> [Input material]
________________________________________

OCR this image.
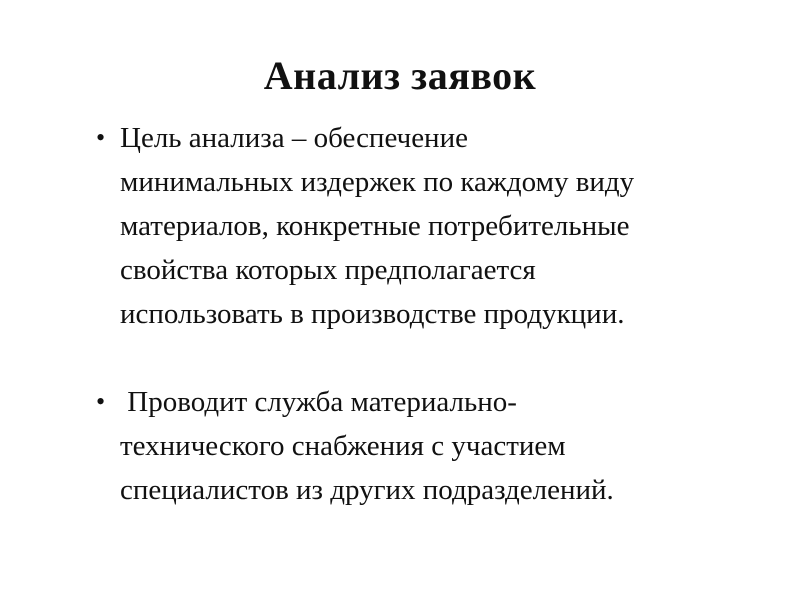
Анализ заявок
• Цель анализа – обеспечение
минимальных издержек по каждому виду
материалов, конкретные потребительные
свойства которых предполагается
использовать в производстве продукции.
• Проводит служба материально-
технического снабжения с участием
специалистов из других подразделений.
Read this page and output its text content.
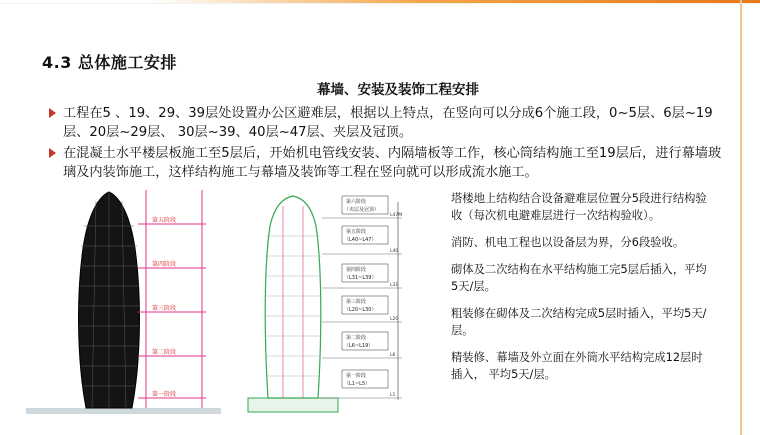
4.3 总体施工安排
幕墙、安装及装饰工程安排
工程在5 、19、29、39层处设置办公区避难层，根据以上特点，在竖向可以分成6个施工段，0~5层、6层~19层、20层~29层、 30层~39、40层~47层、夹层及冠顶。
在混凝土水平楼层板施工至5层后，开始机电管线安装、内隔墙板等工作，核心筒结构施工至19层后，进行幕墙玻璃及内装饰施工，这样结构施工与幕墙及装饰等工程在竖向就可以形成流水施工。
第五阶段
第四阶段
第三阶段
第二阶段
第一阶段
第六阶段
（夹层及冠顶）
第五阶段
（L40~L47）
第四阶段
（L31~L39）
第三阶段
（L20~L30）
第二阶段
（L6~L19）
第一阶段
（L1~L5）
L47M
L40
L31
L20
L6
L1

塔楼地上结构结合设备避难层位置分5段进行结构验收（每次机电避难层进行一次结构验收）。

消防、机电工程也以设备层为界，分6段验收。

砌体及二次结构在水平结构施工完5层后插入，平均5天/层。

粗装修在砌体及二次结构完成5层时插入，平均5天/层。

精装修、幕墙及外立面在外筒水平结构完成12层时插入， 平均5天/层。
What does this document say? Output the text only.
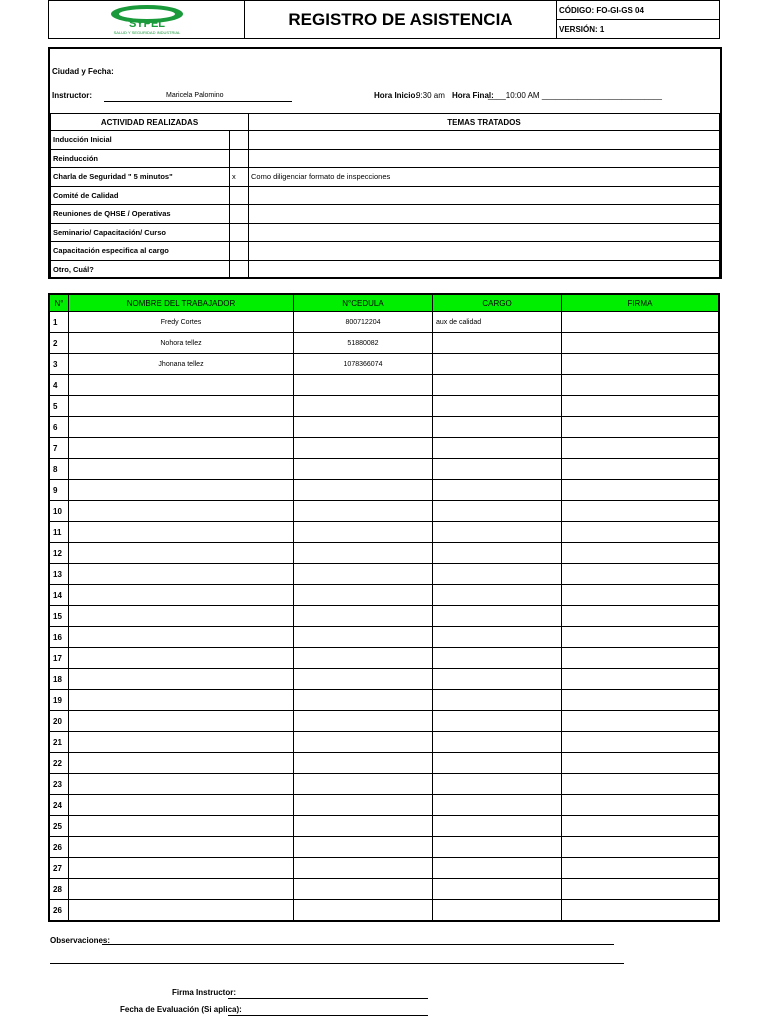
SYPEL
SALUD Y SEGURIDAD INDUSTRIAL
	REGISTRO DE ASISTENCIA	CÓDIGO: FO-GI-GS 04
VERSIÓN: 1
Ciudad y Fecha:
Instructor:	Maricela Palomino	Hora Inicio:
9:30 am Hora Final:
____10:00 AM ___________________________
ACTIVIDAD REALIZADAS		TEMAS TRATADOS
Inducción Inicial		
Reinducción		
Charla de Seguridad " 5 minutos"	x	Como diligenciar formato de inspecciones
Comité de Calidad		
Reuniones de QHSE / Operativas		
Seminario/ Capacitación/ Curso		
Capacitación especifica al cargo		
Otro, Cuál?		
N°	NOMBRE DEL TRABAJADOR	N°CEDULA	CARGO	FIRMA
1	Fredy Cortes	800712204	aux de calidad	
2	Nohora tellez	51880082		
3	Jhonana tellez	1078366074		
4				
5				
6				
7				
8				
9				
10				
11				
12				
13				
14				
15				
16				
17				
18				
19				
20				
21				
22				
23				
24				
25				
26				
27				
28				
26				
Observaciones:
Firma Instructor:
Fecha de Evaluación (Si aplica):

________________________________________

> [Work required] Leave the pictures out and reproduce each record exactly as written.

> [The output]
OCR this image.
Анализ заявок
• Цель анализа – обеспечение
минимальных издержек по каждому виду
материалов, конкретные потребительные
свойства которых предполагается
использовать в производстве продукции.
• Проводит служба материально-
технического снабжения с участием
специалистов из других подразделений.
Read this page and output its text content.
4.3 总体施工安排
幕墙、安装及装饰工程安排
工程在5 、19、29、39层处设置办公区避难层，根据以上特点，在竖向可以分成6个施工段，0~5层、6层~19层、20层~29层、 30层~39、40层~47层、夹层及冠顶。
在混凝土水平楼层板施工至5层后，开始机电管线安装、内隔墙板等工作，核心筒结构施工至19层后，进行幕墙玻璃及内装饰施工，这样结构施工与幕墙及装饰等工程在竖向就可以形成流水施工。
第五阶段
第四阶段
第三阶段
第二阶段
第一阶段
第六阶段
（夹层及冠顶）
第五阶段
（L40~L47）
第四阶段
（L31~L39）
第三阶段
（L20~L30）
第二阶段
（L6~L19）
第一阶段
（L1~L5）
L47M
L40
L31
L20
L6
L1

塔楼地上结构结合设备避难层位置分5段进行结构验收（每次机电避难层进行一次结构验收）。

消防、机电工程也以设备层为界，分6段验收。

砌体及二次结构在水平结构施工完5层后插入，平均5天/层。

粗装修在砌体及二次结构完成5层时插入，平均5天/层。

精装修、幕墙及外立面在外筒水平结构完成12层时插入， 平均5天/层。
What does this document say? Output the text only.
SYPEL
SALUD Y SEGURIDAD INDUSTRIAL
	REGISTRO DE ASISTENCIA	CÓDIGO: FO-GI-GS 04
VERSIÓN: 1
Ciudad y Fecha:
Instructor:	Maricela Palomino	Hora Inicio:
9:30 am Hora Final:
____10:00 AM ___________________________
ACTIVIDAD REALIZADAS		TEMAS TRATADOS
Inducción Inicial		
Reinducción		
Charla de Seguridad " 5 minutos"	x	Como diligenciar formato de inspecciones
Comité de Calidad		
Reuniones de QHSE / Operativas		
Seminario/ Capacitación/ Curso		
Capacitación especifica al cargo		
Otro, Cuál?		
N°	NOMBRE DEL TRABAJADOR	N°CEDULA	CARGO	FIRMA
1	Fredy Cortes	800712204	aux de calidad	
2	Nohora tellez	51880082		
3	Jhonana tellez	1078366074		
4				
5				
6				
7				
8				
9				
10				
11				
12				
13				
14				
15				
16				
17				
18				
19				
20				
21				
22				
23				
24				
25				
26				
27				
28				
26				
Observaciones:
Firma Instructor:
Fecha de Evaluación (Si aplica):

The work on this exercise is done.